Without the pictures, copy the entries below word for word.

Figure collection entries
++++
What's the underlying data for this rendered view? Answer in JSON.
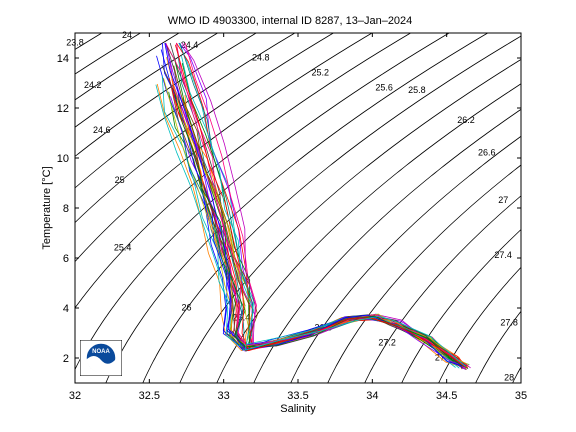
{
  "chart_data": {
    "type": "line",
    "title": "WMO ID 4903300, internal ID 8287, 13–Jan–2024",
    "xlabel": "Salinity",
    "ylabel": "Temperature [°C]",
    "xlim": [
      32,
      35
    ],
    "ylim": [
      1,
      15
    ],
    "xticks": [
      32,
      32.5,
      33,
      33.5,
      34,
      34.5,
      35
    ],
    "xtick_labels": [
      "32",
      "32.5",
      "33",
      "33.5",
      "34",
      "34.5",
      "35"
    ],
    "yticks": [
      2,
      4,
      6,
      8,
      10,
      12,
      14
    ],
    "ytick_labels": [
      "2",
      "4",
      "6",
      "8",
      "10",
      "12",
      "14"
    ],
    "grid": false,
    "legend": "none",
    "isopycnal_labels": [
      {
        "text": "23.8",
        "s": 32.0,
        "t": 14.5
      },
      {
        "text": "24",
        "s": 32.35,
        "t": 14.8
      },
      {
        "text": "24.2",
        "s": 32.12,
        "t": 12.8
      },
      {
        "text": "24.4",
        "s": 32.77,
        "t": 14.4
      },
      {
        "text": "24.6",
        "s": 32.18,
        "t": 11.0
      },
      {
        "text": "24.8",
        "s": 33.25,
        "t": 13.9
      },
      {
        "text": "25",
        "s": 32.3,
        "t": 9.0
      },
      {
        "text": "25.2",
        "s": 33.65,
        "t": 13.3
      },
      {
        "text": "25.4",
        "s": 32.32,
        "t": 6.3
      },
      {
        "text": "25.6",
        "s": 34.08,
        "t": 12.7
      },
      {
        "text": "25.8",
        "s": 34.3,
        "t": 12.6
      },
      {
        "text": "26",
        "s": 32.75,
        "t": 3.9
      },
      {
        "text": "26.2",
        "s": 34.63,
        "t": 11.4
      },
      {
        "text": "26.4",
        "s": 33.12,
        "t": 3.5
      },
      {
        "text": "26.6",
        "s": 34.77,
        "t": 10.1
      },
      {
        "text": "26.8",
        "s": 33.67,
        "t": 3.1
      },
      {
        "text": "27",
        "s": 34.88,
        "t": 8.2
      },
      {
        "text": "27.2",
        "s": 34.1,
        "t": 2.5
      },
      {
        "text": "27.4",
        "s": 34.88,
        "t": 6.0
      },
      {
        "text": "27.6",
        "s": 34.48,
        "t": 1.9
      },
      {
        "text": "27.8",
        "s": 34.92,
        "t": 3.3
      },
      {
        "text": "28",
        "s": 34.92,
        "t": 1.1
      }
    ],
    "isopycnal_sigmas": [
      23.8,
      24.0,
      24.2,
      24.4,
      24.6,
      24.8,
      25.0,
      25.2,
      25.4,
      25.6,
      25.8,
      26.0,
      26.2,
      26.4,
      26.6,
      26.8,
      27.0,
      27.2,
      27.4,
      27.6,
      27.8,
      28.0
    ],
    "profile_shape": {
      "salinity": [
        32.65,
        32.72,
        32.8,
        32.88,
        32.96,
        33.02,
        33.08,
        33.12,
        33.1,
        33.15,
        33.35,
        33.6,
        33.85,
        34.0,
        34.15,
        34.35,
        34.55,
        34.62
      ],
      "temperature": [
        14.0,
        12.5,
        11.0,
        9.5,
        8.0,
        6.6,
        5.2,
        4.0,
        3.0,
        2.4,
        2.6,
        3.0,
        3.55,
        3.65,
        3.4,
        2.8,
        1.95,
        1.65
      ]
    },
    "profile_count": 40,
    "series_colors": [
      "#0000ff",
      "#008000",
      "#ff0000",
      "#00bfbf",
      "#bf00bf",
      "#bfbf00",
      "#404040",
      "#ff8000",
      "#8000ff",
      "#008080",
      "#804000",
      "#ff0080"
    ]
  },
  "logo": {
    "text": "NOAA",
    "color": "#0a4a9c"
  }
}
++++
EXERCISE OUTPUT ▸
What's the underlying data for this rendered view? Answer in JSON.
{
  "chart_data": {
    "type": "line",
    "title": "WMO ID 4903300, internal ID 8287, 13–Jan–2024",
    "xlabel": "Salinity",
    "ylabel": "Temperature [°C]",
    "xlim": [
      32,
      35
    ],
    "ylim": [
      1,
      15
    ],
    "xticks": [
      32,
      32.5,
      33,
      33.5,
      34,
      34.5,
      35
    ],
    "xtick_labels": [
      "32",
      "32.5",
      "33",
      "33.5",
      "34",
      "34.5",
      "35"
    ],
    "yticks": [
      2,
      4,
      6,
      8,
      10,
      12,
      14
    ],
    "ytick_labels": [
      "2",
      "4",
      "6",
      "8",
      "10",
      "12",
      "14"
    ],
    "grid": false,
    "legend": "none",
    "isopycnal_labels": [
      {
        "text": "23.8",
        "s": 32.0,
        "t": 14.5
      },
      {
        "text": "24",
        "s": 32.35,
        "t": 14.8
      },
      {
        "text": "24.2",
        "s": 32.12,
        "t": 12.8
      },
      {
        "text": "24.4",
        "s": 32.77,
        "t": 14.4
      },
      {
        "text": "24.6",
        "s": 32.18,
        "t": 11.0
      },
      {
        "text": "24.8",
        "s": 33.25,
        "t": 13.9
      },
      {
        "text": "25",
        "s": 32.3,
        "t": 9.0
      },
      {
        "text": "25.2",
        "s": 33.65,
        "t": 13.3
      },
      {
        "text": "25.4",
        "s": 32.32,
        "t": 6.3
      },
      {
        "text": "25.6",
        "s": 34.08,
        "t": 12.7
      },
      {
        "text": "25.8",
        "s": 34.3,
        "t": 12.6
      },
      {
        "text": "26",
        "s": 32.75,
        "t": 3.9
      },
      {
        "text": "26.2",
        "s": 34.63,
        "t": 11.4
      },
      {
        "text": "26.4",
        "s": 33.12,
        "t": 3.5
      },
      {
        "text": "26.6",
        "s": 34.77,
        "t": 10.1
      },
      {
        "text": "26.8",
        "s": 33.67,
        "t": 3.1
      },
      {
        "text": "27",
        "s": 34.88,
        "t": 8.2
      },
      {
        "text": "27.2",
        "s": 34.1,
        "t": 2.5
      },
      {
        "text": "27.4",
        "s": 34.88,
        "t": 6.0
      },
      {
        "text": "27.6",
        "s": 34.48,
        "t": 1.9
      },
      {
        "text": "27.8",
        "s": 34.92,
        "t": 3.3
      },
      {
        "text": "28",
        "s": 34.92,
        "t": 1.1
      }
    ],
    "isopycnal_sigmas": [
      23.8,
      24.0,
      24.2,
      24.4,
      24.6,
      24.8,
      25.0,
      25.2,
      25.4,
      25.6,
      25.8,
      26.0,
      26.2,
      26.4,
      26.6,
      26.8,
      27.0,
      27.2,
      27.4,
      27.6,
      27.8,
      28.0
    ],
    "profile_shape": {
      "salinity": [
        32.65,
        32.72,
        32.8,
        32.88,
        32.96,
        33.02,
        33.08,
        33.12,
        33.1,
        33.15,
        33.35,
        33.6,
        33.85,
        34.0,
        34.15,
        34.35,
        34.55,
        34.62
      ],
      "temperature": [
        14.0,
        12.5,
        11.0,
        9.5,
        8.0,
        6.6,
        5.2,
        4.0,
        3.0,
        2.4,
        2.6,
        3.0,
        3.55,
        3.65,
        3.4,
        2.8,
        1.95,
        1.65
      ]
    },
    "profile_count": 40,
    "series_colors": [
      "#0000ff",
      "#008000",
      "#ff0000",
      "#00bfbf",
      "#bf00bf",
      "#bfbf00",
      "#404040",
      "#ff8000",
      "#8000ff",
      "#008080",
      "#804000",
      "#ff0080"
    ]
  },
  "logo": {
    "text": "NOAA",
    "color": "#0a4a9c"
  }
}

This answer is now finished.